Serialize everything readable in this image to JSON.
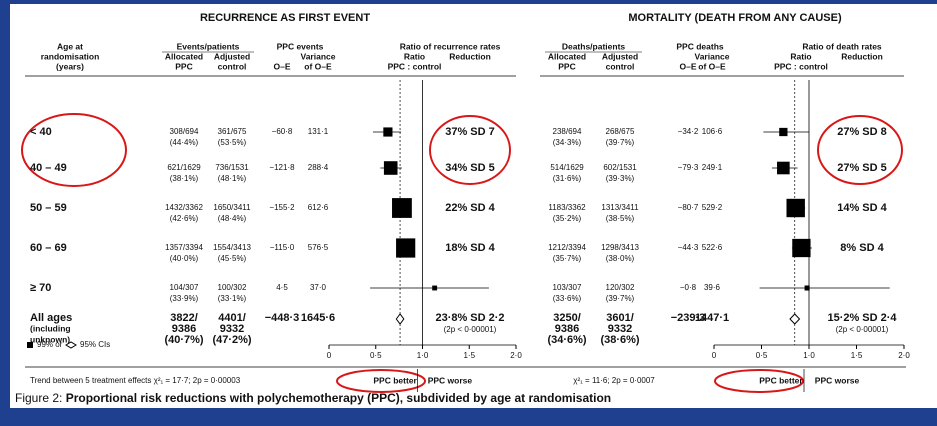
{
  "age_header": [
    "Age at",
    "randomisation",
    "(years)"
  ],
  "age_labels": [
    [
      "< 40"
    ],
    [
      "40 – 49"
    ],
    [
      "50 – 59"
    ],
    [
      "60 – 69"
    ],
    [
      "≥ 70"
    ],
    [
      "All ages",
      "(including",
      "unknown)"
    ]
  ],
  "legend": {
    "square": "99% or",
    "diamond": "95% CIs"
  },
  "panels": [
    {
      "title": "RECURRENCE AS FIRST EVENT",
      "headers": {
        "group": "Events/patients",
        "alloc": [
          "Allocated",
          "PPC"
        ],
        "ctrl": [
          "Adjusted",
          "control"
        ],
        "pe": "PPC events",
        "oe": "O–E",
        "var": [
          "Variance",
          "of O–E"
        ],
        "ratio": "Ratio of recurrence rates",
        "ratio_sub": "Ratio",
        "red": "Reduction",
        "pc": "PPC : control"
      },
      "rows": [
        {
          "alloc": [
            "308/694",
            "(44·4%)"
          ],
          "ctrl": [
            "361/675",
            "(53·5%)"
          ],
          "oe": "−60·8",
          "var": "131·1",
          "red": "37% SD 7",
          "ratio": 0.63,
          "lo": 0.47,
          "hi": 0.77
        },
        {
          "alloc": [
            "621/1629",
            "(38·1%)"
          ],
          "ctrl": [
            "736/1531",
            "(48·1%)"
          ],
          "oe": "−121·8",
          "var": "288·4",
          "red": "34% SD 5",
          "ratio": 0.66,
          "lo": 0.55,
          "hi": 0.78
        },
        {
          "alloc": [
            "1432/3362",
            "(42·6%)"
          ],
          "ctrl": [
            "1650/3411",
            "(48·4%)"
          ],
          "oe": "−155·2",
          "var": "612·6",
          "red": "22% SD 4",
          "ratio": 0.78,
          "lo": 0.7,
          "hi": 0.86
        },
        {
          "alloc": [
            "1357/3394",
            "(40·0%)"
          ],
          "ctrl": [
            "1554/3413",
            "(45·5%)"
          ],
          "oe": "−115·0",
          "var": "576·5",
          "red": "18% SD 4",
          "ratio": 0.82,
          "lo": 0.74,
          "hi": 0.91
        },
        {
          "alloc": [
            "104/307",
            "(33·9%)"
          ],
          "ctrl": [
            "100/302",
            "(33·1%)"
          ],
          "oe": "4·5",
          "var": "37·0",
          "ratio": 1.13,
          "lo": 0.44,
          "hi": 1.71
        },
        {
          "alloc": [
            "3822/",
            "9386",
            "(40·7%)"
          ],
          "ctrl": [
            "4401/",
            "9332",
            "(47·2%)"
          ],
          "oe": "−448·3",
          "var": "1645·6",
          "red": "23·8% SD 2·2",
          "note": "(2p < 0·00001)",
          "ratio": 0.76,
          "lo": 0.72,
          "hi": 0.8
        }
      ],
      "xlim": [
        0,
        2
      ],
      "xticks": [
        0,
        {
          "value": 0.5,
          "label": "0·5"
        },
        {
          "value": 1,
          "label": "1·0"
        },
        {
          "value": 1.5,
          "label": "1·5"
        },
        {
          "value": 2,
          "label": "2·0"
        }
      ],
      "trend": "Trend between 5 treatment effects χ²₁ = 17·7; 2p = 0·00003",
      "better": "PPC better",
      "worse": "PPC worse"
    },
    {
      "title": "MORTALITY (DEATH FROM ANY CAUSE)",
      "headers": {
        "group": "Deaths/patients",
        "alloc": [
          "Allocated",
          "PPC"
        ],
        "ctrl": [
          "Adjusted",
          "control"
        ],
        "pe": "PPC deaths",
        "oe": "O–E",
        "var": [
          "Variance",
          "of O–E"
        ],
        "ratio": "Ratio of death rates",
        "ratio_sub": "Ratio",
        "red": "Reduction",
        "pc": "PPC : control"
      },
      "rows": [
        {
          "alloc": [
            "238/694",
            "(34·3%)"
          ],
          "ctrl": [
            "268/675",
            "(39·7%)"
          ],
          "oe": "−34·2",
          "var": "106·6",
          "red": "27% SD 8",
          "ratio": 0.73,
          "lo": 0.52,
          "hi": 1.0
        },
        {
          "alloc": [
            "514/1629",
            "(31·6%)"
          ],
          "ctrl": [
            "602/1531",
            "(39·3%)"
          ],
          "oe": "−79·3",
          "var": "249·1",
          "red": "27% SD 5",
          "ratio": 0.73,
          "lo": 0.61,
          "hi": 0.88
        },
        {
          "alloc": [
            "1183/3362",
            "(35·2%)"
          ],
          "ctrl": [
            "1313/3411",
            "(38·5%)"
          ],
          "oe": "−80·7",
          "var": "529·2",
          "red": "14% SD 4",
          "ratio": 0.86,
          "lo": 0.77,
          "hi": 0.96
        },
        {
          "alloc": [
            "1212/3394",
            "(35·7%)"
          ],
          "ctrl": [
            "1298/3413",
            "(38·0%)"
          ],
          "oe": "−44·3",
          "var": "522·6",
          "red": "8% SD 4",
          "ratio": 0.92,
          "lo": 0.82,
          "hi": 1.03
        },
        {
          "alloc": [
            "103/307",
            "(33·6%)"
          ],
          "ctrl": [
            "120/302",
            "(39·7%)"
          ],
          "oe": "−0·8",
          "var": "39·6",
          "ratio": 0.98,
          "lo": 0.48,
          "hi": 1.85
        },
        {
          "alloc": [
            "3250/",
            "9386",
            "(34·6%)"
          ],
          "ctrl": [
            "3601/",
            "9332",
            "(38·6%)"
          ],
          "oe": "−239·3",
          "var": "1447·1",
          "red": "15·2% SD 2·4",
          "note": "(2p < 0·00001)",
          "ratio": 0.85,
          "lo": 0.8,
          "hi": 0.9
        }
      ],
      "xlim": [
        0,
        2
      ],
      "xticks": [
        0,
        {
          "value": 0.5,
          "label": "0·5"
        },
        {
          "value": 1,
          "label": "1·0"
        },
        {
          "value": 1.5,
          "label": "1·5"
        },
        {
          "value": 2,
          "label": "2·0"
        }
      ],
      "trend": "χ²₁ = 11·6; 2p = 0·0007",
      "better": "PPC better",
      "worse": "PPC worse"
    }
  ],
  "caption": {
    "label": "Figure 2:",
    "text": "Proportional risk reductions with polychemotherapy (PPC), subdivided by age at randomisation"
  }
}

...

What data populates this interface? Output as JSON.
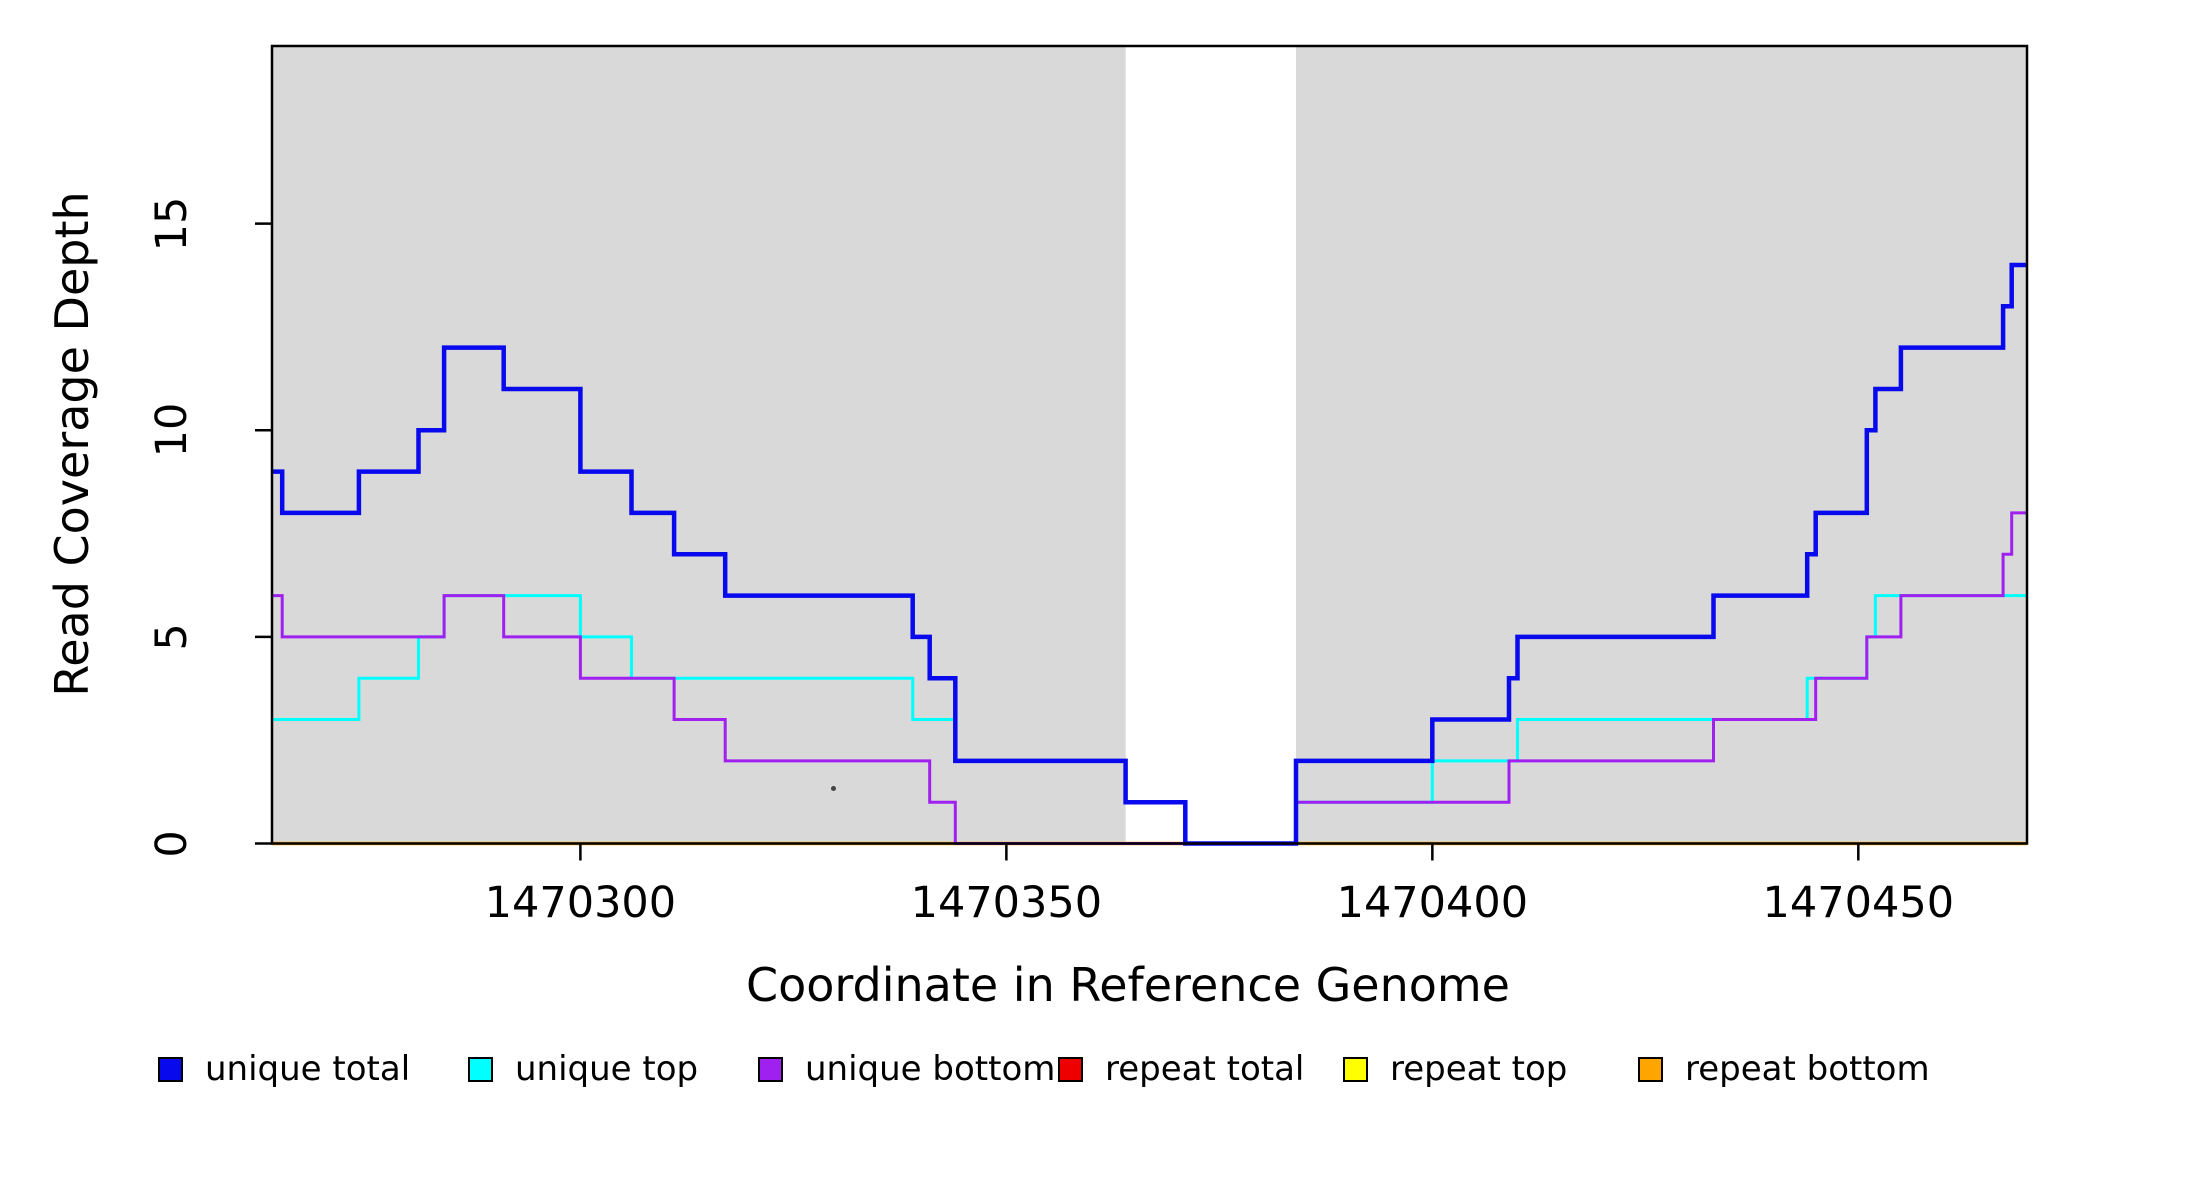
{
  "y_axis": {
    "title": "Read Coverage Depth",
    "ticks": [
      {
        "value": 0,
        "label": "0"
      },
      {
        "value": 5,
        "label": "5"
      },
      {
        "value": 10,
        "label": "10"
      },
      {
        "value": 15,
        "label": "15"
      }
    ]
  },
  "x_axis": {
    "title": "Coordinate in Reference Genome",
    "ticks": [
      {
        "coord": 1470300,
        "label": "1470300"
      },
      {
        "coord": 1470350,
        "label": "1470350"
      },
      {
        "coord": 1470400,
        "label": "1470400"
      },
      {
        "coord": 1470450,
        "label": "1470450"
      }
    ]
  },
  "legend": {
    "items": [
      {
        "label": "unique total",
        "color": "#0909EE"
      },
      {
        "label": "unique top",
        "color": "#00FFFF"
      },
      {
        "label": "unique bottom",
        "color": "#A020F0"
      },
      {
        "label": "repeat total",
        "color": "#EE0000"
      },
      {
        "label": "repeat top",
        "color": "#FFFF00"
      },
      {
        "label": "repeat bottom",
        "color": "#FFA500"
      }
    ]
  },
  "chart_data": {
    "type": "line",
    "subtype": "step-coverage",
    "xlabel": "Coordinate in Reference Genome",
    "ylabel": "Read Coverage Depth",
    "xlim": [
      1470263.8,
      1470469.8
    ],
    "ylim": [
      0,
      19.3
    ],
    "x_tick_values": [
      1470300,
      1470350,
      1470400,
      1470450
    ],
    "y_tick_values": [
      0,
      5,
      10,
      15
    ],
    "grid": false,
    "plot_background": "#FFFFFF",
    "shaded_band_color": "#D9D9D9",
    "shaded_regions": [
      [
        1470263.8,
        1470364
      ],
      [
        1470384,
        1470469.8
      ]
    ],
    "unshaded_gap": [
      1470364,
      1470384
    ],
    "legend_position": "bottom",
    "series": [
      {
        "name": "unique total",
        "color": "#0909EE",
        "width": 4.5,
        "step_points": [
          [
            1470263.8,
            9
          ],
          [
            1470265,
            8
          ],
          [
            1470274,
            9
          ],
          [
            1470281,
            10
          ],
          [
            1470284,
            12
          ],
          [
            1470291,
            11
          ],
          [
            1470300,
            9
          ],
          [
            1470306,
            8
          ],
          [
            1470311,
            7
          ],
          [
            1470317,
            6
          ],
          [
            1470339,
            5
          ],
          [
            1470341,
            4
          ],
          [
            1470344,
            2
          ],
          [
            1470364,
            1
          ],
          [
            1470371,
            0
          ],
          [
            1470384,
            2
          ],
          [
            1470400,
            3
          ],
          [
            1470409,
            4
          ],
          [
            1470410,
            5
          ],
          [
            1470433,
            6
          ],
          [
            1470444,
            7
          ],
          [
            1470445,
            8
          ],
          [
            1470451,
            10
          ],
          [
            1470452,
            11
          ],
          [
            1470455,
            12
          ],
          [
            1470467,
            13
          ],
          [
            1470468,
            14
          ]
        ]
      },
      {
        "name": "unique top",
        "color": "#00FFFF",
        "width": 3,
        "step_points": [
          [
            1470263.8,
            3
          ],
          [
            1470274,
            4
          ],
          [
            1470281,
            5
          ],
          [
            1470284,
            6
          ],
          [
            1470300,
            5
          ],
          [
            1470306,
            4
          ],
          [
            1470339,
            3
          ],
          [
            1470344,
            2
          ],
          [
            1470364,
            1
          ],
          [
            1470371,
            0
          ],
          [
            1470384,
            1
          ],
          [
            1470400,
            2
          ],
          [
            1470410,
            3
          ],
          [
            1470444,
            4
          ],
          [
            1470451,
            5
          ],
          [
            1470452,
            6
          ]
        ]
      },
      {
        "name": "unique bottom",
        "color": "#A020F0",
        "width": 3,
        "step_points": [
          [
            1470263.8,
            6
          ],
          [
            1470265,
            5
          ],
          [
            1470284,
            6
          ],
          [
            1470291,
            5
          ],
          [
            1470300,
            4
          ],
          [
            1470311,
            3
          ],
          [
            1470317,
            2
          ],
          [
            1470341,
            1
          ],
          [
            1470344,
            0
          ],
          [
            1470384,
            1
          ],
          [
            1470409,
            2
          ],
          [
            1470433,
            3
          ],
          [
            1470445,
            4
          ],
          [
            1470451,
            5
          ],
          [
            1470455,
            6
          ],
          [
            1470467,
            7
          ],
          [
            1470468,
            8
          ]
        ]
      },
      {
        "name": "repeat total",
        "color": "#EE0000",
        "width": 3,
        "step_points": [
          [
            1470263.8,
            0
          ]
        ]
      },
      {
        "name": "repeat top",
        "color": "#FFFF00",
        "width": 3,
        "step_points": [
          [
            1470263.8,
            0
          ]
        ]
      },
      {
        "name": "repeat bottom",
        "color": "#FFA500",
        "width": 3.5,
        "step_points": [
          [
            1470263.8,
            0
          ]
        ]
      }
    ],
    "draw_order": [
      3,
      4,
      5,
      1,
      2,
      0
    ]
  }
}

** Instructions for the task **
Among the entries, how many lines contain the word "Coordinate"? Give the number alone.

** Task response **
2